• _AUFGABE 1_: Schreibe die gespeicherten Zeilen ab, und zwar alles vom Anfang der Zeilen bis hinunter zu der Zeile, die „option-label: Become a“ enthält, beide Enden eingeschlossen.

Soziale Kipppunkte für den Klimaschutz

Erneuerbare Energien, nachhaltige Mobilität, weniger Fleischkonsum: Um die Klimaziele von Paris zu erreichen, braucht es tiefgreifende Verhaltensänderungen. Damit sich diese verselbstständigen und sich ein neues System etablieren kann, müssen laut einer Transformationsforscherin erst soziale Kipppunkte überschritten werden.

Der unwiederbringliche Rückzug des arktischen Meereises oder die Zerstörung des Amazonas: Wird eine bestimmte Schwelle überschritten, können Ökosysteme aus dem Gleichgewicht geraten und Veränderungen unumkehrbar werden. Die Klimawissenschaft spricht von Kipppunkten. Nicht nur in der Natur, auch in der Gesellschaft gibt es solche Kipppunkte.

• _AUFGABE 2_: Gib aus dem Text über soziale Kipppunkte alles von „Erneuerbare Energien, nachhaltige“ bis hinunter zu „es solche Kipppunkte.“ wortgetreu wieder.

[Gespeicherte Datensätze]
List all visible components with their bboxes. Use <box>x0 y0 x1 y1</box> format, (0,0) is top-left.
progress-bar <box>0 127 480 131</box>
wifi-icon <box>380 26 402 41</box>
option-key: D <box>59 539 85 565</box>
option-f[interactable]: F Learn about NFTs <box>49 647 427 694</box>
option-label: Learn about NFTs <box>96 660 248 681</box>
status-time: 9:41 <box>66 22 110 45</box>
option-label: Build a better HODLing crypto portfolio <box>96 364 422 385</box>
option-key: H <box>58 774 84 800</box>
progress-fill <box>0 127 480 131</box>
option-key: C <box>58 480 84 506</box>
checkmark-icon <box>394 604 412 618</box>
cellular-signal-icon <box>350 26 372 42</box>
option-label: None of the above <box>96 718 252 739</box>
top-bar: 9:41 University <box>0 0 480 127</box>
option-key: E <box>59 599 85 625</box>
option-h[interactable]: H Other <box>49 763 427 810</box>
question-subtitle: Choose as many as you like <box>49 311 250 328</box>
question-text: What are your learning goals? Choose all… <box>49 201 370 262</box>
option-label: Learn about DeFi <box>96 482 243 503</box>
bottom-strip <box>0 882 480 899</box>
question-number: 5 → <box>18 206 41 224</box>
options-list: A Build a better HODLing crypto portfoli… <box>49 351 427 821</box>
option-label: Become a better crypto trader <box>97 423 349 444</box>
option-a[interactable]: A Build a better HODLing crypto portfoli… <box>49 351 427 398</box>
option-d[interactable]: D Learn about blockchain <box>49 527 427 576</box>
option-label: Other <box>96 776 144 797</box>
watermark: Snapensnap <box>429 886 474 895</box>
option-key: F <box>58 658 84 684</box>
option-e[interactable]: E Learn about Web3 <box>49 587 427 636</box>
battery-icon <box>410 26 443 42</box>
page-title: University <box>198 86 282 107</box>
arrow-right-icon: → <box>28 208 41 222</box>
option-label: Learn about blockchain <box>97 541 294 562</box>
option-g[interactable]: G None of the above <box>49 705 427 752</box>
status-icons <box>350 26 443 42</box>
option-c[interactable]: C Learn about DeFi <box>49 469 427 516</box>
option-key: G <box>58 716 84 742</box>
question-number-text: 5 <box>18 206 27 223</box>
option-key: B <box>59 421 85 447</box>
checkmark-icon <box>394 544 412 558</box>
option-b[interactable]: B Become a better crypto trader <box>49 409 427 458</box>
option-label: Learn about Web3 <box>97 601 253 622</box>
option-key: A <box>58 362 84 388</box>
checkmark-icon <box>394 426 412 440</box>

• _VOLLSTÄNDIGE ANTWORT 1_:
List all visible components with their bboxes. Use <box>x0 y0 x1 y1</box> format, (0,0) is top-left.
progress-bar <box>0 127 480 131</box>
wifi-icon <box>380 26 402 41</box>
option-key: D <box>59 539 85 565</box>
option-f[interactable]: F Learn about NFTs <box>49 647 427 694</box>
option-label: Learn about NFTs <box>96 660 248 681</box>
status-time: 9:41 <box>66 22 110 45</box>
option-label: Build a better HODLing crypto portfolio <box>96 364 422 385</box>
option-key: H <box>58 774 84 800</box>
progress-fill <box>0 127 480 131</box>
option-key: C <box>58 480 84 506</box>
checkmark-icon <box>394 604 412 618</box>
cellular-signal-icon <box>350 26 372 42</box>
option-label: None of the above <box>96 718 252 739</box>
top-bar: 9:41 University <box>0 0 480 127</box>
option-key: E <box>59 599 85 625</box>
option-h[interactable]: H Other <box>49 763 427 810</box>
question-subtitle: Choose as many as you like <box>49 311 250 328</box>
question-text: What are your learning goals? Choose all… <box>49 201 370 262</box>
option-label: Learn about DeFi <box>96 482 243 503</box>
bottom-strip <box>0 882 480 899</box>
question-number: 5 → <box>18 206 41 224</box>
options-list: A Build a better HODLing crypto portfoli… <box>49 351 427 821</box>
option-label: Become a better crypto trader <box>97 423 349 444</box>

• _VOLLSTÄNDIGE ANTWORT 2_:
Erneuerbare Energien, nachhaltige Mobilität, weniger Fleischkonsum: Um die Klimaziele von Paris zu erreichen, braucht es tiefgreifende Verhaltensänderungen. Damit sich diese verselbstständigen und sich ein neues System etablieren kann, müssen laut einer Transformationsforscherin erst soziale Kipppunkte überschritten werden.

Der unwiederbringliche Rückzug des arktischen Meereises oder die Zerstörung des Amazonas: Wird eine bestimmte Schwelle überschritten, können Ökosysteme aus dem Gleichgewicht geraten und Veränderungen unumkehrbar werden. Die Klimawissenschaft spricht von Kipppunkten. Nicht nur in der Natur, auch in der Gesellschaft gibt es solche Kipppunkte.